▸ WHAT TO PRODUCE
Show every line in the records below that contains the word "right".

▸ DATA EXTRACT
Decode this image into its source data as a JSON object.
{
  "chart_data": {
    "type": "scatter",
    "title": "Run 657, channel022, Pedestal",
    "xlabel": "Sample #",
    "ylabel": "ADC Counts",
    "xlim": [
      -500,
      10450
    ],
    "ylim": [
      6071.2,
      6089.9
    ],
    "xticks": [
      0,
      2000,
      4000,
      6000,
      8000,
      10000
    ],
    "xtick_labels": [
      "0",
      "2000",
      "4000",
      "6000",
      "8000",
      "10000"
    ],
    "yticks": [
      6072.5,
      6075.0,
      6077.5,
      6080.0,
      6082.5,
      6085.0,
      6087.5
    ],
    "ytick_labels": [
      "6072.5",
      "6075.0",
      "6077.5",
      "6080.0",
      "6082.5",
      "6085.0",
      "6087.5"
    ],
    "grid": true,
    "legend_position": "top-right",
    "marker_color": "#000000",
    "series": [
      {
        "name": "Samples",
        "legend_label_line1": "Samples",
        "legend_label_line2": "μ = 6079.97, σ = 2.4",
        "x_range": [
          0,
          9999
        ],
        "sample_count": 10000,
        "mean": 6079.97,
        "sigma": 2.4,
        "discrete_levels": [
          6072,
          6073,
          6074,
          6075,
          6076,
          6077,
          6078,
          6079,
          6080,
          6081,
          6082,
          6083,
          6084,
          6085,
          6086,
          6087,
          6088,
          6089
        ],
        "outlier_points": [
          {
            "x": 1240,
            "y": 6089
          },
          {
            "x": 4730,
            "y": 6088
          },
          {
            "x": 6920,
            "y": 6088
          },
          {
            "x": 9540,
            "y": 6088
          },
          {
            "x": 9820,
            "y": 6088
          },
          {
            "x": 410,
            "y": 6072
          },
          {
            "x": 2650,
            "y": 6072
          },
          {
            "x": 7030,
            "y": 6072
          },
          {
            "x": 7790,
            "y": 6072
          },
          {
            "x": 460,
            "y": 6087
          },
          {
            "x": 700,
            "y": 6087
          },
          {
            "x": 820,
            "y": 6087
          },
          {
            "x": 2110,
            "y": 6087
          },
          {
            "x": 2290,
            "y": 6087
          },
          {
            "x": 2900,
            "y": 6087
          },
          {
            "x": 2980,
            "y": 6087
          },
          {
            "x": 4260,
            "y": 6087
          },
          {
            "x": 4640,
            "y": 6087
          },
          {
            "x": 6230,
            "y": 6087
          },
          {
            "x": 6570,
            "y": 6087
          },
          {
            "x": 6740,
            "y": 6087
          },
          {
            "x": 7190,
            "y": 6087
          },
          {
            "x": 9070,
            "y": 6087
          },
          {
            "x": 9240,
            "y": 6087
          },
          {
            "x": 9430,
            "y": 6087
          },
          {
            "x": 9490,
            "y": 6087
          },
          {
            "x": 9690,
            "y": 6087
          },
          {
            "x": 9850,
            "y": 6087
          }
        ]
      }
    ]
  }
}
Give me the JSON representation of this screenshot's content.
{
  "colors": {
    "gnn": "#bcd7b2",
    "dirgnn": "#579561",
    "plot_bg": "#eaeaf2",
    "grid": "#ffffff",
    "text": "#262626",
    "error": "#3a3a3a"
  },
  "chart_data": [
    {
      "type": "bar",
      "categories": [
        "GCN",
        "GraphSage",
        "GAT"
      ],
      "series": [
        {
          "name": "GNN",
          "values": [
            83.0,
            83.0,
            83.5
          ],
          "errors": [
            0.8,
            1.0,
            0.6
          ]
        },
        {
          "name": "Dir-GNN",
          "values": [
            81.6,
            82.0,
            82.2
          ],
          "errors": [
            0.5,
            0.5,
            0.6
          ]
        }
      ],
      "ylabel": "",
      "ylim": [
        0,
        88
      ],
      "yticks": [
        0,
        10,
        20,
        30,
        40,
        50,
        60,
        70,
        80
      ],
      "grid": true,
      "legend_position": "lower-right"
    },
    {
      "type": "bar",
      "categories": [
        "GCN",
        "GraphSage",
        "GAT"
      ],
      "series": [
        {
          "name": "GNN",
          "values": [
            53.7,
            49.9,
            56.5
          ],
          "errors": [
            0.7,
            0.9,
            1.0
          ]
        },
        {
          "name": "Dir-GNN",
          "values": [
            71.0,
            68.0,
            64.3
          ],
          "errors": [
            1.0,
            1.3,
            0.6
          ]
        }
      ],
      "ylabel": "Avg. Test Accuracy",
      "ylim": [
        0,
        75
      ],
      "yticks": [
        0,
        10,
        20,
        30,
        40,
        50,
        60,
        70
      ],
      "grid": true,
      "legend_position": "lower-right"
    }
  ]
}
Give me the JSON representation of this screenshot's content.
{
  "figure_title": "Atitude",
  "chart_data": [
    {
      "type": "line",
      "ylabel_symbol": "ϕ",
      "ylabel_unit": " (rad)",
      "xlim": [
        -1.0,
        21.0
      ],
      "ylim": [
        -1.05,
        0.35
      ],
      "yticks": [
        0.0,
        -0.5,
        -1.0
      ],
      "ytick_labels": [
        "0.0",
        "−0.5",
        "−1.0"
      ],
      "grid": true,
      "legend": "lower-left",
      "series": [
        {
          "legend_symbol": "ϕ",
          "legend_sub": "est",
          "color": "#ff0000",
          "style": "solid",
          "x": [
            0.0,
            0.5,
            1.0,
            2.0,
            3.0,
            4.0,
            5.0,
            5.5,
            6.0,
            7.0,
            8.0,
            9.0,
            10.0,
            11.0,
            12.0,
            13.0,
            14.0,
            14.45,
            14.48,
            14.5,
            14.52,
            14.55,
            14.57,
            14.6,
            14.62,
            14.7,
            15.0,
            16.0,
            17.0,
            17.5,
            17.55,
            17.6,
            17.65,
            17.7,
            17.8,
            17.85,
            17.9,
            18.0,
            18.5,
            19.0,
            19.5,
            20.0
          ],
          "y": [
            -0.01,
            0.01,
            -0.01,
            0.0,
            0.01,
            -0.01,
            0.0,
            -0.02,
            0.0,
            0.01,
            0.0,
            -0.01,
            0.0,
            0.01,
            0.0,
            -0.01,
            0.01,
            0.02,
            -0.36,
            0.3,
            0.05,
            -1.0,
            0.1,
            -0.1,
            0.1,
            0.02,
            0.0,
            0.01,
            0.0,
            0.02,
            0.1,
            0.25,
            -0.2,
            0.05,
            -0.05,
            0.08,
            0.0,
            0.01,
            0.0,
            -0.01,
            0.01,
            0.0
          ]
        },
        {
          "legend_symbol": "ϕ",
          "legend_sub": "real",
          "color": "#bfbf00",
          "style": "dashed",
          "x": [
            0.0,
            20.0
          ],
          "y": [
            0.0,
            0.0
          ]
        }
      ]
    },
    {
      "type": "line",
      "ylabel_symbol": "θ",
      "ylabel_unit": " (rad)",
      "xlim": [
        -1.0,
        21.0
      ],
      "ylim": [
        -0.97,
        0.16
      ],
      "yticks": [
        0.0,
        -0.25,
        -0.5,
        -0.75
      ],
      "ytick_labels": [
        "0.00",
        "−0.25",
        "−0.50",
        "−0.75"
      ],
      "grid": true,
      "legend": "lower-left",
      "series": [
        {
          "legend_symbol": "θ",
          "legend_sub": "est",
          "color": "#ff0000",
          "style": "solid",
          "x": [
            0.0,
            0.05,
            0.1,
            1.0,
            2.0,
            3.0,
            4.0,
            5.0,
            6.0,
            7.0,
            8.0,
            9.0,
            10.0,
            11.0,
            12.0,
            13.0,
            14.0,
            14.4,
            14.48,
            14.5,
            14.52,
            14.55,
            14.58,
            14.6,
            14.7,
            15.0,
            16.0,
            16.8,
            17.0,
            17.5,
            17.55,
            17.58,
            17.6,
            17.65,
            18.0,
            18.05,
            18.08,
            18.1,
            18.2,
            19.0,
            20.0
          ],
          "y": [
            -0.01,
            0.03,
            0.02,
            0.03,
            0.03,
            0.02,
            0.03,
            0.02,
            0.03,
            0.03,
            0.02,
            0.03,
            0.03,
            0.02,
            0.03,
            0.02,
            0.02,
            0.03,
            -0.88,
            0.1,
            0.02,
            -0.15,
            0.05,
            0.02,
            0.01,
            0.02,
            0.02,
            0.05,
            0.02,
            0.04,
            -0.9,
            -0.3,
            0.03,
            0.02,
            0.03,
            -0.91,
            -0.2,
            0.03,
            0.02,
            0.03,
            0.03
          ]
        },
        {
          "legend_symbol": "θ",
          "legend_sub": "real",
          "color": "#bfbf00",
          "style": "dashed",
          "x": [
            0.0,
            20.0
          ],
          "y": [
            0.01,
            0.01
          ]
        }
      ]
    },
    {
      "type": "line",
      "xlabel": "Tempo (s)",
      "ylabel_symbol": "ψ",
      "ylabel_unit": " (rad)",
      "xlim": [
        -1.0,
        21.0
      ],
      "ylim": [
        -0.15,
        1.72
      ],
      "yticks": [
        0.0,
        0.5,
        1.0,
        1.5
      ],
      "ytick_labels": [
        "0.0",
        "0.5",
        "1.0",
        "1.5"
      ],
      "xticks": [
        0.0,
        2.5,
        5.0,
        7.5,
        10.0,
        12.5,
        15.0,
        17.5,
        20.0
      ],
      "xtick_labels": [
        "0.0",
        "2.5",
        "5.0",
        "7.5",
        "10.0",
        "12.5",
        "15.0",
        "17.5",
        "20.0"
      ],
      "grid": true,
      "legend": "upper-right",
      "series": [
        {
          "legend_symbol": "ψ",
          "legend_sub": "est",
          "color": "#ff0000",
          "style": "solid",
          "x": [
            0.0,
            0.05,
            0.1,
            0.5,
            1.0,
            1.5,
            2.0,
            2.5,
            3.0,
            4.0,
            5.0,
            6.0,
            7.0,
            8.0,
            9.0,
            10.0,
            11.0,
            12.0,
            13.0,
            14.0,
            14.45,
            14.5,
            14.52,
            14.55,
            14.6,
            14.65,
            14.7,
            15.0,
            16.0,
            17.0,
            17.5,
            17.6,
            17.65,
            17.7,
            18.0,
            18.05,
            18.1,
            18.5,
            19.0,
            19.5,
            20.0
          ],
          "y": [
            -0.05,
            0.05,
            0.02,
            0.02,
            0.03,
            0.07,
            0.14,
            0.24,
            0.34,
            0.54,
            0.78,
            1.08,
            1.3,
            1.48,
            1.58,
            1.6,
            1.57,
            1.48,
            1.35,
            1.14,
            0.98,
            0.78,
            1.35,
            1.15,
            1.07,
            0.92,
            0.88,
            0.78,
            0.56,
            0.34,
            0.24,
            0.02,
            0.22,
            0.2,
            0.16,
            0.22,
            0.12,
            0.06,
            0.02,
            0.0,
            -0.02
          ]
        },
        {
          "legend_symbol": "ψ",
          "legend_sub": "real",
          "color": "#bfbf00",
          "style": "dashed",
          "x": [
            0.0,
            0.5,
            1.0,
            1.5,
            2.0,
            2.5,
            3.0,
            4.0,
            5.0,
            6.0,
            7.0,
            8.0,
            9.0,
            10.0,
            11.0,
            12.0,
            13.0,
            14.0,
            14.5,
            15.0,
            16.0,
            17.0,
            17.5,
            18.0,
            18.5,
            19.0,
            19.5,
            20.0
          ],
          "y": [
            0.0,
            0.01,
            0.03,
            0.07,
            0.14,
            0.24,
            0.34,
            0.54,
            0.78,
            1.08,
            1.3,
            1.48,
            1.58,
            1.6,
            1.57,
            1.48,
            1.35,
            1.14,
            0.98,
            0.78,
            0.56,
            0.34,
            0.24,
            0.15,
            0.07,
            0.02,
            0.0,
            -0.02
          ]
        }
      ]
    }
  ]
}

▸ WRITTEN REPLY
    "legend_position": "top-right",
      "legend_position": "lower-right"
      "legend_position": "lower-right"
      "legend": "upper-right",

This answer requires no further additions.